-- PROVIDED DATA --
================================

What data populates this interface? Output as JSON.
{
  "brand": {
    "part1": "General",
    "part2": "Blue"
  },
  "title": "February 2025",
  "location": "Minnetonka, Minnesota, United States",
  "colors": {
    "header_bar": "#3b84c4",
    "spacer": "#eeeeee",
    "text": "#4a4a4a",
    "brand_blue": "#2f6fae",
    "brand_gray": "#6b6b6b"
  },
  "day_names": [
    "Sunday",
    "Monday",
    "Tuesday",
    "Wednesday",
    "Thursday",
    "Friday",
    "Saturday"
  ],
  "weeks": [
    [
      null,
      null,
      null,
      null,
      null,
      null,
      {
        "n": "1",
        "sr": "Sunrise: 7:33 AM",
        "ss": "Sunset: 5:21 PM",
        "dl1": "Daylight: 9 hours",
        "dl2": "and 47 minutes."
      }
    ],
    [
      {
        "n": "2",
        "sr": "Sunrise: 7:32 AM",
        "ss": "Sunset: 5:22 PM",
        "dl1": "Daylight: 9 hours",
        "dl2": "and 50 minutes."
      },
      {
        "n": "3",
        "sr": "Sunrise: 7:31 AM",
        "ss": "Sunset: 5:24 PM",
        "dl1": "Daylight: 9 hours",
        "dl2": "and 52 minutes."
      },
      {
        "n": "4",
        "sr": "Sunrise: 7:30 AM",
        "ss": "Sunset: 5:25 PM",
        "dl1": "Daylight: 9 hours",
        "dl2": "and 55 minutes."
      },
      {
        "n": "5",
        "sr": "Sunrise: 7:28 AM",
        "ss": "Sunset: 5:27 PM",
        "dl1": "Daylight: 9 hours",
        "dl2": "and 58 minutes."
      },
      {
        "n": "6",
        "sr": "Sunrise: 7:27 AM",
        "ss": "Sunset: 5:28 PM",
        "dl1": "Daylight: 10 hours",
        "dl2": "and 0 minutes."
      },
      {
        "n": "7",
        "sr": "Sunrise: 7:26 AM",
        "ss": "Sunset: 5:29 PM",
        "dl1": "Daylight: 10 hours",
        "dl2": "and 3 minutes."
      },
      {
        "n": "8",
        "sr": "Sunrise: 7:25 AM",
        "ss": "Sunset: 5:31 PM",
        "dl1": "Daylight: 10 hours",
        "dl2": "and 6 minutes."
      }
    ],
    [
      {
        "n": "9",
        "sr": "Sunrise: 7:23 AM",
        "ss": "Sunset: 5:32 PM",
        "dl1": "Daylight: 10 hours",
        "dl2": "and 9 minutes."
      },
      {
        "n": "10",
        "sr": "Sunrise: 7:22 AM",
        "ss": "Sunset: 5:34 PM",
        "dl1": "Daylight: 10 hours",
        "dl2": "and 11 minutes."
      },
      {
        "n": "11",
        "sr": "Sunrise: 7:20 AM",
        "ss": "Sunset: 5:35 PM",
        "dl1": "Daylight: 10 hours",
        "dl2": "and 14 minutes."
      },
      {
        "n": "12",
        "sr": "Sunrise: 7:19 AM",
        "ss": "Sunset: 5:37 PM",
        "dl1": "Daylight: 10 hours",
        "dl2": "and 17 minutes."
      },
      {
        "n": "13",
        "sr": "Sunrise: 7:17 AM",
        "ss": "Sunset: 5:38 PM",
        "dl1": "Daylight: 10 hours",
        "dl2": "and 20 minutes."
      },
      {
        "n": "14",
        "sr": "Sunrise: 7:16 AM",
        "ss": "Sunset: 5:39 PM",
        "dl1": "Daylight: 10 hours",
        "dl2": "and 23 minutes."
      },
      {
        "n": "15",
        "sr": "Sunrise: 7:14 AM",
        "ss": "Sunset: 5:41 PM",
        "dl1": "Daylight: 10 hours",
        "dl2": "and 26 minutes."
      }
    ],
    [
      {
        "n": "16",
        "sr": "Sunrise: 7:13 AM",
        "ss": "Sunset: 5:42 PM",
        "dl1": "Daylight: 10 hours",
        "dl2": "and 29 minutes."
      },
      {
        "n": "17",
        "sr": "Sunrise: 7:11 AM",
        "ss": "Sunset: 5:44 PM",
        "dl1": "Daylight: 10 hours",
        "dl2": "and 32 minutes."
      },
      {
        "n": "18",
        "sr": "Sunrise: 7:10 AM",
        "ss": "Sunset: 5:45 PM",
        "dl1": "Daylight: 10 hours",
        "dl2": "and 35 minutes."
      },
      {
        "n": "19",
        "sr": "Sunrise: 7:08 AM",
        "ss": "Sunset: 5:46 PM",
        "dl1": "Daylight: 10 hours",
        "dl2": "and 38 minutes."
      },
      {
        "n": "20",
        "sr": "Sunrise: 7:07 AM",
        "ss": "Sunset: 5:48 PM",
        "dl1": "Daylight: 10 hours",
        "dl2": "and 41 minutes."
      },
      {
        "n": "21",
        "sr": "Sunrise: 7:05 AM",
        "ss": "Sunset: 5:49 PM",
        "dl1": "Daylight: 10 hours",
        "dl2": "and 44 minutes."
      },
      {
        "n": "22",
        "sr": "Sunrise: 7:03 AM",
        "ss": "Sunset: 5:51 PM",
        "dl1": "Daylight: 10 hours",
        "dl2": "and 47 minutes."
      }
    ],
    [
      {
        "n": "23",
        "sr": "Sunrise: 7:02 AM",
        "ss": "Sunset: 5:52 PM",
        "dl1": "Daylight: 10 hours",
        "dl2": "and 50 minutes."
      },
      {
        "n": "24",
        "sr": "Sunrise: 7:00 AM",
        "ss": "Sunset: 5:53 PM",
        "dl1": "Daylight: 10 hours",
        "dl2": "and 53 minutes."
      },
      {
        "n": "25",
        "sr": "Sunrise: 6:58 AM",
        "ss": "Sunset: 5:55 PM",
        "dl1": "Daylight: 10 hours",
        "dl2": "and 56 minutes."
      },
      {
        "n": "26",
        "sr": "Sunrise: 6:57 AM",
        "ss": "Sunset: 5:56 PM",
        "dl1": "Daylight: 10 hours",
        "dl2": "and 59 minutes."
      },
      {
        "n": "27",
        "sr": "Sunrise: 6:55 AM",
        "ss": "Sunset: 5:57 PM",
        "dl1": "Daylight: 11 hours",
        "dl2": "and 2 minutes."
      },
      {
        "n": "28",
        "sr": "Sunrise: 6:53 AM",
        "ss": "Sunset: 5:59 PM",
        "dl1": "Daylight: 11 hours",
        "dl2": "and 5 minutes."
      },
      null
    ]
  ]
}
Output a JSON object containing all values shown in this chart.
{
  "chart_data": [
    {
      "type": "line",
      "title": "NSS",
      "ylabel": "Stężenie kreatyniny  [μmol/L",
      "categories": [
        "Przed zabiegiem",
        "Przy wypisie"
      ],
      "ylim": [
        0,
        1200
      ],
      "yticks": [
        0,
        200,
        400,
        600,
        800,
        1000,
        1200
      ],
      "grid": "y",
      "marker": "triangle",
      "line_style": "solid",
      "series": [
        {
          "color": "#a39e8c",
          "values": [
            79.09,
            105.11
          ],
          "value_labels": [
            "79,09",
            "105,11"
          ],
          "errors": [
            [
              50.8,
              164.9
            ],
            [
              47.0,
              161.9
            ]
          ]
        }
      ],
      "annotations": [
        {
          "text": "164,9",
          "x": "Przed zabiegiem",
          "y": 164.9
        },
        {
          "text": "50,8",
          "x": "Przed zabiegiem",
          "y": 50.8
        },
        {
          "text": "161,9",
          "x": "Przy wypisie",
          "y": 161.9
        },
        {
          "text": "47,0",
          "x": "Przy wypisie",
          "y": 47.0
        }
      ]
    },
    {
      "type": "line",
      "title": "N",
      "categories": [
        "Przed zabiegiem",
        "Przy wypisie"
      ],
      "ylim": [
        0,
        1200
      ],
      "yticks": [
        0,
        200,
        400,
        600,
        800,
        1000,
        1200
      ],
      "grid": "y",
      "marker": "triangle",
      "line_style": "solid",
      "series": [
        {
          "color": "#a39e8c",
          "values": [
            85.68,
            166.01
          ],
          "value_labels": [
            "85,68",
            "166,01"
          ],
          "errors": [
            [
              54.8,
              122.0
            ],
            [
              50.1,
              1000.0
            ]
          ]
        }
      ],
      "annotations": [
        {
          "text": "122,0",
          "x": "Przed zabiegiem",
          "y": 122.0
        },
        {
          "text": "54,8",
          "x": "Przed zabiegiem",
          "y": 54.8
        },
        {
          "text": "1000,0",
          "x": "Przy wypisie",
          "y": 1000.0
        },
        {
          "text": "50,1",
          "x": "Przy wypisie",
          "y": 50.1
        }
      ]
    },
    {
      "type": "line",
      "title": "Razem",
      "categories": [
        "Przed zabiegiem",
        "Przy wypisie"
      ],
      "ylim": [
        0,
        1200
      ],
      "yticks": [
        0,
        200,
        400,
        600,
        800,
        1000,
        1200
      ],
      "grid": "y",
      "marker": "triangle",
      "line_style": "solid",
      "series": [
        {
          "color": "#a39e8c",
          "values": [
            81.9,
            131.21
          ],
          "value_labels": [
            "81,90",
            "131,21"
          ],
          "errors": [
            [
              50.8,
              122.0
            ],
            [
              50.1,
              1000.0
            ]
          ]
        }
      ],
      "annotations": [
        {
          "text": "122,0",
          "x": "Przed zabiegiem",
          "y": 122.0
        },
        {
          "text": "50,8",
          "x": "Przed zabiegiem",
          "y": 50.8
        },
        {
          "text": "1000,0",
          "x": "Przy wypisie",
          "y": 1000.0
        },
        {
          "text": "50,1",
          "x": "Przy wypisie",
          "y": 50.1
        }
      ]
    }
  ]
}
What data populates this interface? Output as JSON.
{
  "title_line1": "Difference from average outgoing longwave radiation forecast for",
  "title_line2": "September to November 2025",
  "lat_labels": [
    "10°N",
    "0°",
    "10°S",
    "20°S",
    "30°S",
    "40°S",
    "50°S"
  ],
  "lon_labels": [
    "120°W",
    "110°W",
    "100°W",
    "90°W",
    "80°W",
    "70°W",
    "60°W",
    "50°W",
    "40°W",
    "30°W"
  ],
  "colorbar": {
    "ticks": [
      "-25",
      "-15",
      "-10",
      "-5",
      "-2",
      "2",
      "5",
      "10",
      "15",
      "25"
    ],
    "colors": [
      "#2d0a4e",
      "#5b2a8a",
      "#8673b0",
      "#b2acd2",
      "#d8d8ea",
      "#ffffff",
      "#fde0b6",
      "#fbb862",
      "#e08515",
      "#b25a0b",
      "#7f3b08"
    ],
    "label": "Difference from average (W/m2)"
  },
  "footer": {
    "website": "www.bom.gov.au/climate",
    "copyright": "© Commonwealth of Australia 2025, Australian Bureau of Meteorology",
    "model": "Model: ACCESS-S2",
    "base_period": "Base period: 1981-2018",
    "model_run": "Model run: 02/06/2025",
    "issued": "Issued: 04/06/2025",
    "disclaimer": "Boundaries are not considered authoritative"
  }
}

================================

-- JOB --
State only the count of lines above that hold the string "average".

-- EXPECTED OUTPUT --
2